### [THE TASK]
Copy every entry exactly as given, minus the images.

#### EXCERPTED DATA

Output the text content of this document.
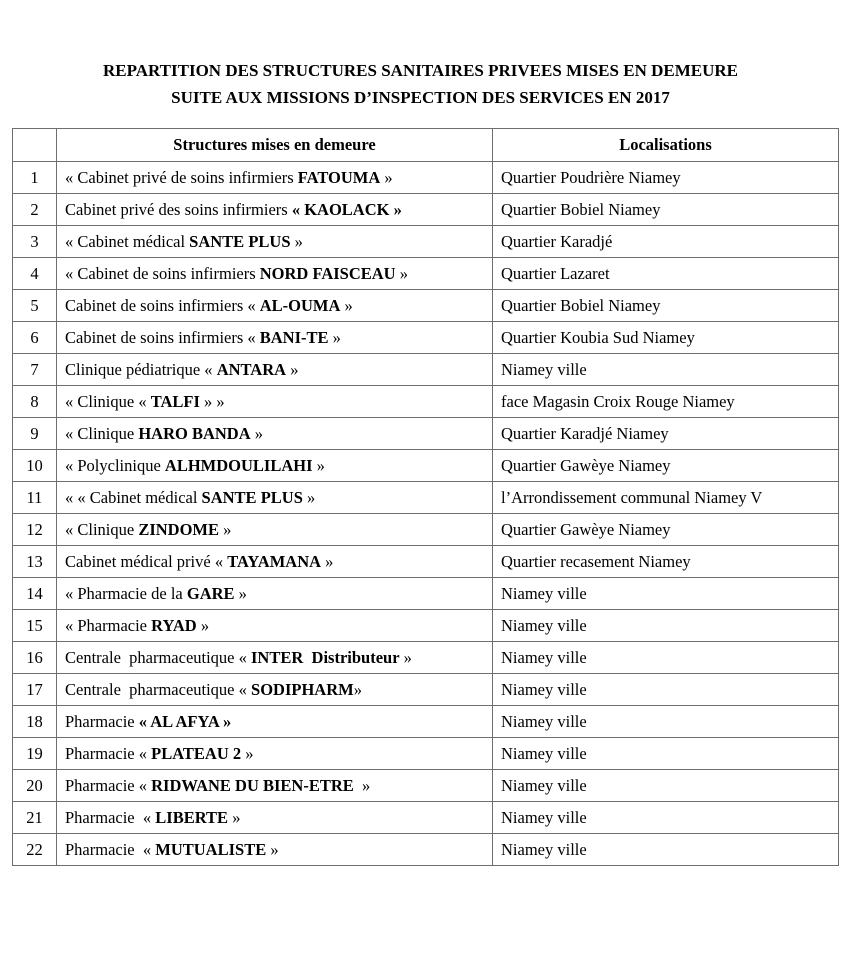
REPARTITION DES STRUCTURES SANITAIRES PRIVEES MISES EN DEMEURE
SUITE AUX MISSIONS D’INSPECTION DES SERVICES EN 2017
	Structures mises en demeure	Localisations
1	« Cabinet privé de soins infirmiers FATOUMA »	Quartier Poudrière Niamey
2	Cabinet privé des soins infirmiers « KAOLACK »	Quartier Bobiel Niamey
3	« Cabinet médical SANTE PLUS »	Quartier Karadjé
4	« Cabinet de soins infirmiers NORD FAISCEAU »	Quartier Lazaret
5	Cabinet de soins infirmiers « AL-OUMA »	Quartier Bobiel Niamey
6	Cabinet de soins infirmiers « BANI-TE »	Quartier Koubia Sud Niamey
7	Clinique pédiatrique « ANTARA »	Niamey ville
8	« Clinique « TALFI » »	face Magasin Croix Rouge Niamey
9	« Clinique HARO BANDA »	Quartier Karadjé Niamey
10	« Polyclinique ALHMDOULILAHI »	Quartier Gawèye Niamey
11	« « Cabinet médical SANTE PLUS »	l’Arrondissement communal Niamey V
12	« Clinique ZINDOME »	Quartier Gawèye Niamey
13	Cabinet médical privé « TAYAMANA »	Quartier recasement Niamey
14	« Pharmacie de la GARE »	Niamey ville
15	« Pharmacie RYAD »	Niamey ville
16	Centrale  pharmaceutique « INTER  Distributeur »	Niamey ville
17	Centrale  pharmaceutique « SODIPHARM»	Niamey ville
18	Pharmacie « AL AFYA »	Niamey ville
19	Pharmacie « PLATEAU 2 »	Niamey ville
20	Pharmacie « RIDWANE DU BIEN-ETRE  »	Niamey ville
21	Pharmacie  « LIBERTE »	Niamey ville
22	Pharmacie  « MUTUALISTE »	Niamey ville
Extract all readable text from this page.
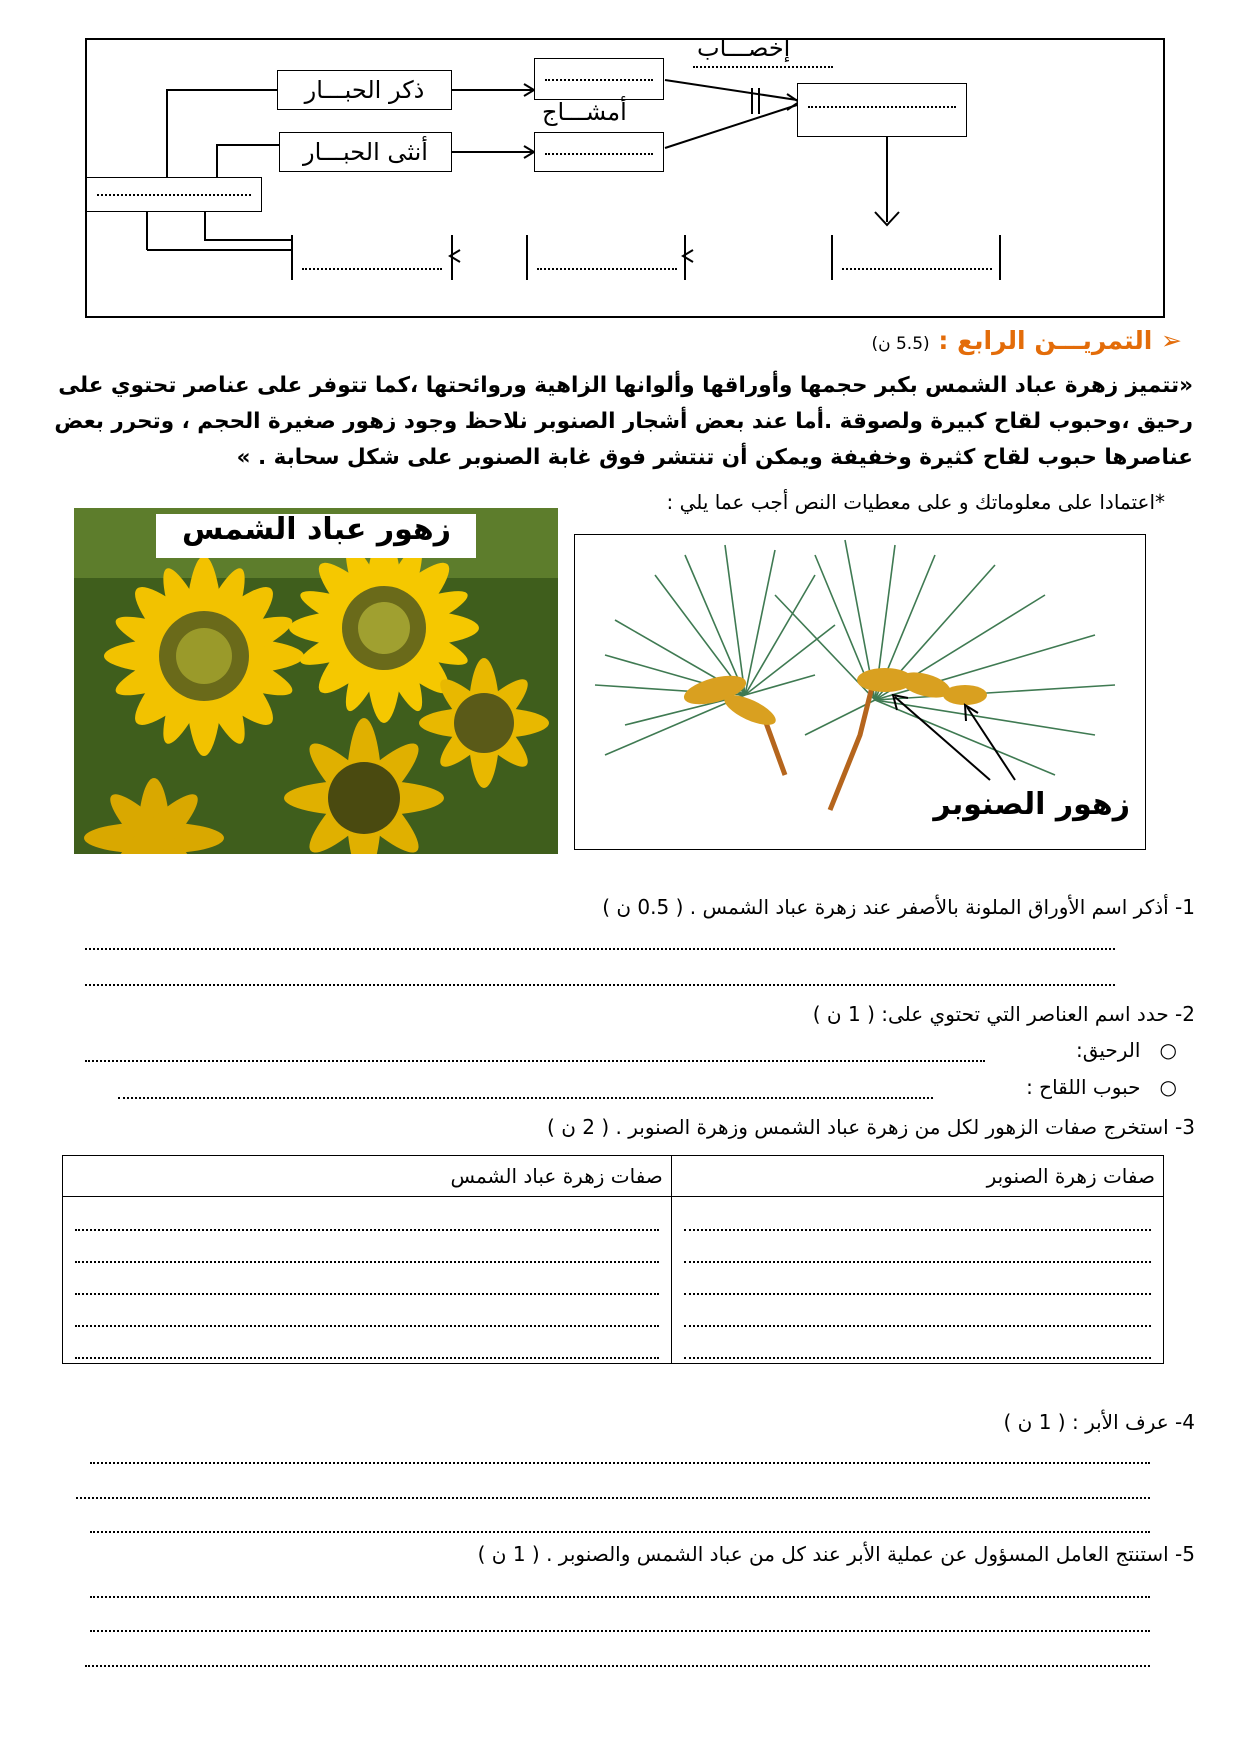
ذكر الحبـــار
أنثى الحبـــار
إخصـــاب
أمشـــاج
➢ التمريـــن الرابع : (5.5 ن)
«تتميز زهرة عباد الشمس بكبر حجمها وأوراقها وألوانها الزاهية وروائحتها ،كما تتوفر على عناصر تحتوي على رحيق ،وحبوب لقاح كبيرة ولصوقة .أما عند بعض أشجار الصنوبر نلاحظ وجود زهور صغيرة الحجم ، وتحرر بعض عناصرها حبوب لقاح كثيرة وخفيفة ويمكن أن تنتشر فوق غابة الصنوبر على شكل سحابة . »
*اعتمادا على معلوماتك و على معطيات النص أجب عما يلي :
زهور عباد الشمس
زهور الصنوبر
1- أذكر اسم الأوراق الملونة بالأصفر عند زهرة عباد الشمس . ( 0.5 ن )
2- حدد اسم العناصر التي تحتوي على: ( 1 ن )
○   الرحيق:
○   حبوب اللقاح :
3- استخرج صفات الزهور لكل من زهرة عباد الشمس وزهرة الصنوبر . ( 2 ن )
صفات زهرة الصنوبر	صفات زهرة عباد الشمس

4- عرف الأبر : ( 1 ن )
5- استنتج العامل المسؤول عن عملية الأبر عند كل من عباد الشمس والصنوبر . ( 1 ن )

########

### [EXERCISE OUTPUT]
Output the text content of this document.
REPARTITION DES STRUCTURES SANITAIRES PRIVEES MISES EN DEMEURE
SUITE AUX MISSIONS D’INSPECTION DES SERVICES EN 2017
	Structures mises en demeure	Localisations
1	« Cabinet privé de soins infirmiers FATOUMA »	Quartier Poudrière Niamey
2	Cabinet privé des soins infirmiers « KAOLACK »	Quartier Bobiel Niamey
3	« Cabinet médical SANTE PLUS »	Quartier Karadjé
4	« Cabinet de soins infirmiers NORD FAISCEAU »	Quartier Lazaret
5	Cabinet de soins infirmiers « AL-OUMA »	Quartier Bobiel Niamey
6	Cabinet de soins infirmiers « BANI-TE »	Quartier Koubia Sud Niamey
7	Clinique pédiatrique « ANTARA »	Niamey ville
8	« Clinique « TALFI » »	face Magasin Croix Rouge Niamey
9	« Clinique HARO BANDA »	Quartier Karadjé Niamey
10	« Polyclinique ALHMDOULILAHI »	Quartier Gawèye Niamey
11	« « Cabinet médical SANTE PLUS »	l’Arrondissement communal Niamey V
12	« Clinique ZINDOME »	Quartier Gawèye Niamey
13	Cabinet médical privé « TAYAMANA »	Quartier recasement Niamey
14	« Pharmacie de la GARE »	Niamey ville
15	« Pharmacie RYAD »	Niamey ville
16	Centrale  pharmaceutique « INTER  Distributeur »	Niamey ville
17	Centrale  pharmaceutique « SODIPHARM»	Niamey ville
18	Pharmacie « AL AFYA »	Niamey ville
19	Pharmacie « PLATEAU 2 »	Niamey ville
20	Pharmacie « RIDWANE DU BIEN-ETRE  »	Niamey ville
21	Pharmacie  « LIBERTE »	Niamey ville
22	Pharmacie  « MUTUALISTE »	Niamey ville
Extract all readable text from this page.
ذكر الحبـــار
أنثى الحبـــار
إخصـــاب
أمشـــاج
➢ التمريـــن الرابع : (5.5 ن)
«تتميز زهرة عباد الشمس بكبر حجمها وأوراقها وألوانها الزاهية وروائحتها ،كما تتوفر على عناصر تحتوي على رحيق ،وحبوب لقاح كبيرة ولصوقة .أما عند بعض أشجار الصنوبر نلاحظ وجود زهور صغيرة الحجم ، وتحرر بعض عناصرها حبوب لقاح كثيرة وخفيفة ويمكن أن تنتشر فوق غابة الصنوبر على شكل سحابة . »
*اعتمادا على معلوماتك و على معطيات النص أجب عما يلي :
زهور عباد الشمس
زهور الصنوبر
1- أذكر اسم الأوراق الملونة بالأصفر عند زهرة عباد الشمس . ( 0.5 ن )
2- حدد اسم العناصر التي تحتوي على: ( 1 ن )
○   الرحيق:
○   حبوب اللقاح :
3- استخرج صفات الزهور لكل من زهرة عباد الشمس وزهرة الصنوبر . ( 2 ن )
صفات زهرة الصنوبر	صفات زهرة عباد الشمس

4- عرف الأبر : ( 1 ن )
5- استنتج العامل المسؤول عن عملية الأبر عند كل من عباد الشمس والصنوبر . ( 1 ن )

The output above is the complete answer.